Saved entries

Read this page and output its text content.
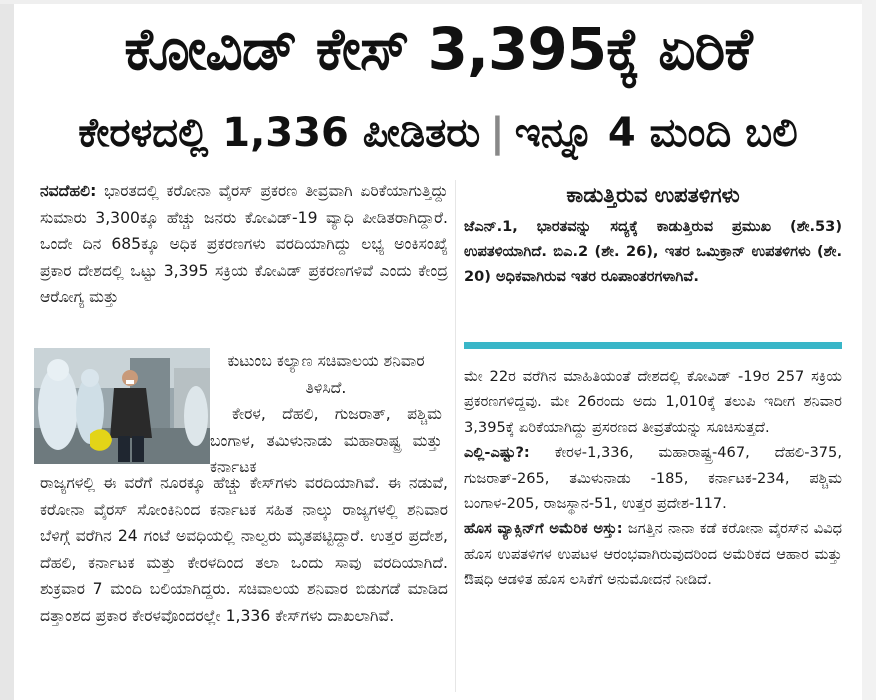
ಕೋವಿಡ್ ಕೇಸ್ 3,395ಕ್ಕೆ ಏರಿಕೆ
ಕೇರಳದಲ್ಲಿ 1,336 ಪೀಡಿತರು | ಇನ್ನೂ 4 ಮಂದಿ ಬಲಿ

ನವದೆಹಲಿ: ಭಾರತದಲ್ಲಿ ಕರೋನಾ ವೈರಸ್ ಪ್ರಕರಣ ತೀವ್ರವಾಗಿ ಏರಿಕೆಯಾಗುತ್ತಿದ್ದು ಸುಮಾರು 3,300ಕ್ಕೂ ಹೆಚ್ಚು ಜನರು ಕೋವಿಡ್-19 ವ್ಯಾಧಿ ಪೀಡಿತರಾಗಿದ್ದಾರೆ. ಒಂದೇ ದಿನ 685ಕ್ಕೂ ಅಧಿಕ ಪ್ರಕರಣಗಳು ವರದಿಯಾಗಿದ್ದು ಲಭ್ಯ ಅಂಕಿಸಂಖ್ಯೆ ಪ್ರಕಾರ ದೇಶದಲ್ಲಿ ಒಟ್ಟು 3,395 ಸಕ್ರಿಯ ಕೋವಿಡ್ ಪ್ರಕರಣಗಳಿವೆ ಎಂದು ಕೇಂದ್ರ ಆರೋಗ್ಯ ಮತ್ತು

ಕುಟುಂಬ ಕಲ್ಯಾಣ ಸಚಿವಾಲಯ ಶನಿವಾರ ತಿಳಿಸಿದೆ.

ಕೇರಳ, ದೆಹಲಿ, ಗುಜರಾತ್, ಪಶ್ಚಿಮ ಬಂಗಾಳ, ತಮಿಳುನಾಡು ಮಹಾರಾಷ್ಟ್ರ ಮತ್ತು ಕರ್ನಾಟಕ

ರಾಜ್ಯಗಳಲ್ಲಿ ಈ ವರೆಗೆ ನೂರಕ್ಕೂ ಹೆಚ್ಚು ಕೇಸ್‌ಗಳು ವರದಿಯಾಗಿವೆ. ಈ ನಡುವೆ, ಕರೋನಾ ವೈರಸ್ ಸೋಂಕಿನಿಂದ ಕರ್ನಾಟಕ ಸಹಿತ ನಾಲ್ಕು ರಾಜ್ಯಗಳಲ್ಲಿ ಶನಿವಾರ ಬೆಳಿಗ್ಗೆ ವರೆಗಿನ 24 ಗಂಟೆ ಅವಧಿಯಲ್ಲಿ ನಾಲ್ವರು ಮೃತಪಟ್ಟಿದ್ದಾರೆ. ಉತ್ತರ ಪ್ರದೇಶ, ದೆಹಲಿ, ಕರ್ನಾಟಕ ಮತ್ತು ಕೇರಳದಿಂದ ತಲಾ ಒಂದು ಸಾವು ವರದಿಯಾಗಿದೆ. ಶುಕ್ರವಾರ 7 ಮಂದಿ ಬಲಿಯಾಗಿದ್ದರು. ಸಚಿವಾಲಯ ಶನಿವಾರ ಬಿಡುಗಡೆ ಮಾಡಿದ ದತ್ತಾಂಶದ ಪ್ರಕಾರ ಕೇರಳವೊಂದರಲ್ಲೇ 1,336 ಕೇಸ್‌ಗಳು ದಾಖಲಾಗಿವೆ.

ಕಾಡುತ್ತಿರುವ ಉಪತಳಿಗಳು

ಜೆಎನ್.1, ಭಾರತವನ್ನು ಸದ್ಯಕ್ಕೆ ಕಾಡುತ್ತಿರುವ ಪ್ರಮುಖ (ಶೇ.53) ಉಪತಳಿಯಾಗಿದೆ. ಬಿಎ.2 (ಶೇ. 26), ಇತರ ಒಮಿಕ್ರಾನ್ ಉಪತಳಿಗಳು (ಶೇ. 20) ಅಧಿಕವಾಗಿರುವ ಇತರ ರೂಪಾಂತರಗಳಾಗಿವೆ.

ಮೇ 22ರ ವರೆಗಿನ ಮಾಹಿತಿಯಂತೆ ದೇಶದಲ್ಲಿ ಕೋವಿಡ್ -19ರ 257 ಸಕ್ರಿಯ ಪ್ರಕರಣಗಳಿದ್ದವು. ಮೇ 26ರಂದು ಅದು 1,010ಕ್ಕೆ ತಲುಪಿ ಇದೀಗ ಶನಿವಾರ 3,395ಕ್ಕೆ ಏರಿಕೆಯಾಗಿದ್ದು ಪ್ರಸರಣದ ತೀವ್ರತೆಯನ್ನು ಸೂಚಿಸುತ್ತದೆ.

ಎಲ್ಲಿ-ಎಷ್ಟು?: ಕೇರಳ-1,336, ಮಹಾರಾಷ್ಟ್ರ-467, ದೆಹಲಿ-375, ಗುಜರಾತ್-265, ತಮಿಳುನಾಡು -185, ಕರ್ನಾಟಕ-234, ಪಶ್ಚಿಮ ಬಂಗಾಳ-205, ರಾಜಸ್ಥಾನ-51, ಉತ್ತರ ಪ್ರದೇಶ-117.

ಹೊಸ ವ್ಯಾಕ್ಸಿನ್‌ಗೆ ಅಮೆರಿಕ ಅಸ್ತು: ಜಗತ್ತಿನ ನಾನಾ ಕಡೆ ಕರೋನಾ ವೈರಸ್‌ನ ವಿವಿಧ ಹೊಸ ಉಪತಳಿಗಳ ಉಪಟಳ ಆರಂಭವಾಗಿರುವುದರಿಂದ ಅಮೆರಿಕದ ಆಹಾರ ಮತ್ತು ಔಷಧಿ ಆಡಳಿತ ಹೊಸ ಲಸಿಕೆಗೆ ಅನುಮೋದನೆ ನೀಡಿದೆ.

...

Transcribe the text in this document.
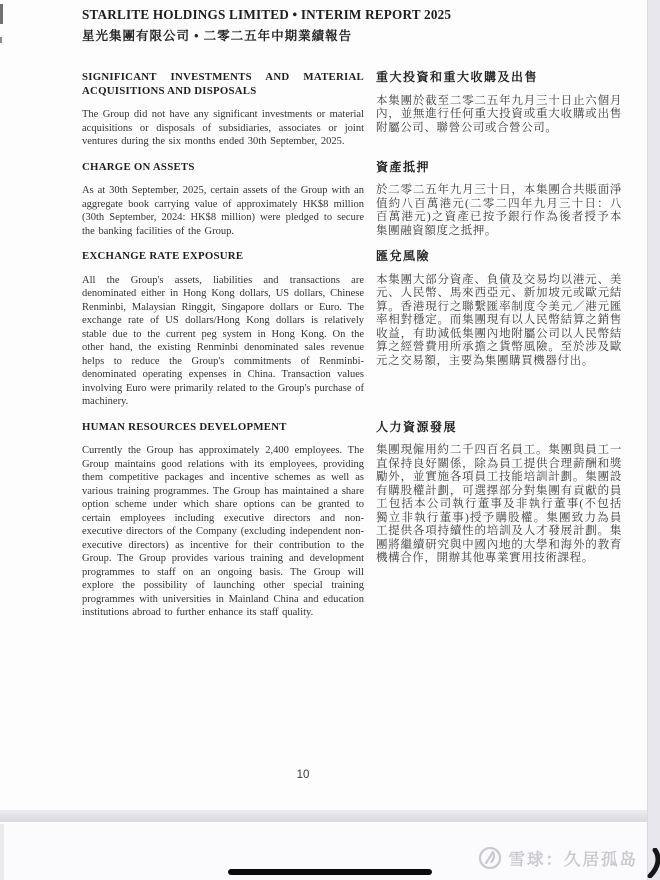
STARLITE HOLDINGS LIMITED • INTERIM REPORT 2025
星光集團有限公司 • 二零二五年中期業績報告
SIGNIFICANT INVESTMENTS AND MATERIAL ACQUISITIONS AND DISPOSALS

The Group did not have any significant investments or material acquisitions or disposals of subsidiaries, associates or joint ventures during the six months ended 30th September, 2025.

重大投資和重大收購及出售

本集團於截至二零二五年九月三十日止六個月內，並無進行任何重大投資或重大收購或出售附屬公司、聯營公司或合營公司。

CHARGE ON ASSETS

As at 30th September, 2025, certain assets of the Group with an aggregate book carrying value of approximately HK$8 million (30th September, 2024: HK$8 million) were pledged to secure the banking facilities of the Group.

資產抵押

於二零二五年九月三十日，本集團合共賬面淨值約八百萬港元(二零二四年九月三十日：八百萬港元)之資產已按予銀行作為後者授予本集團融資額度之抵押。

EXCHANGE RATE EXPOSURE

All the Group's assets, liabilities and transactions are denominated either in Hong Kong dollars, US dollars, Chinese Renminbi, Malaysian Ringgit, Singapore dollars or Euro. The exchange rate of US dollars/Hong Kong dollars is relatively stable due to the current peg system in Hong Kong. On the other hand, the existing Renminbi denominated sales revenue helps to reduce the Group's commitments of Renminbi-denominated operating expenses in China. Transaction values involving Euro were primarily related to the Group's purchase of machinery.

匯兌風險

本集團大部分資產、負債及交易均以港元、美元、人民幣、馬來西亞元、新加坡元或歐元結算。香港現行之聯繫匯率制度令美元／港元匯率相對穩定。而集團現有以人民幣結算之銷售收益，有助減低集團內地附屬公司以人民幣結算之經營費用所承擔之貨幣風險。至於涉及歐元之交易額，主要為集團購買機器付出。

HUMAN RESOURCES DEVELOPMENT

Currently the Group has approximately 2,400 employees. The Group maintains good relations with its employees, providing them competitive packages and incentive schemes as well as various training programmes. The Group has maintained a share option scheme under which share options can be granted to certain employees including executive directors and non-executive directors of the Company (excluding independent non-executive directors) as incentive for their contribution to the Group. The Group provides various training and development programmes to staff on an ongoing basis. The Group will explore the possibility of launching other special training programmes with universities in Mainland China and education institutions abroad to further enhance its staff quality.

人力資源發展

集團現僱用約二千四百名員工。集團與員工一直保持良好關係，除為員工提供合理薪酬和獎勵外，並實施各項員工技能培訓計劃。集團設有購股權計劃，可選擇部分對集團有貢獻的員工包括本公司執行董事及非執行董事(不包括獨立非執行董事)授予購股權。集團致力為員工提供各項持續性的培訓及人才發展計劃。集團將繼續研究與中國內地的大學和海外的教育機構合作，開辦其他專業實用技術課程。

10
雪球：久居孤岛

[GIVEN PROBLEM]: Read through the entries and copy every line that includes "ಉಪತಳ".

[SOLUTION TO THE PROBLEM]:
ಕಾಡುತ್ತಿರುವ ಉಪತಳಿಗಳು
ಜೆಎನ್.1, ಭಾರತವನ್ನು ಸದ್ಯಕ್ಕೆ ಕಾಡುತ್ತಿರುವ ಪ್ರಮುಖ (ಶೇ.53) ಉಪತಳಿಯಾಗಿದೆ. ಬಿಎ.2 (ಶೇ. 26), ಇತರ ಒಮಿಕ್ರಾನ್ ಉಪತಳಿಗಳು (ಶೇ. 20) ಅಧಿಕವಾಗಿರುವ ಇತರ ರೂಪಾಂತರಗಳಾಗಿವೆ.
ಹೊಸ ವ್ಯಾಕ್ಸಿನ್‌ಗೆ ಅಮೆರಿಕ ಅಸ್ತು: ಜಗತ್ತಿನ ನಾನಾ ಕಡೆ ಕರೋನಾ ವೈರಸ್‌ನ ವಿವಿಧ ಹೊಸ ಉಪತಳಿಗಳ ಉಪಟಳ ಆರಂಭವಾಗಿರುವುದರಿಂದ ಅಮೆರಿಕದ ಆಹಾರ ಮತ್ತು ಔಷಧಿ ಆಡಳಿತ ಹೊಸ ಲಸಿಕೆಗೆ ಅನುಮೋದನೆ ನೀಡಿದೆ.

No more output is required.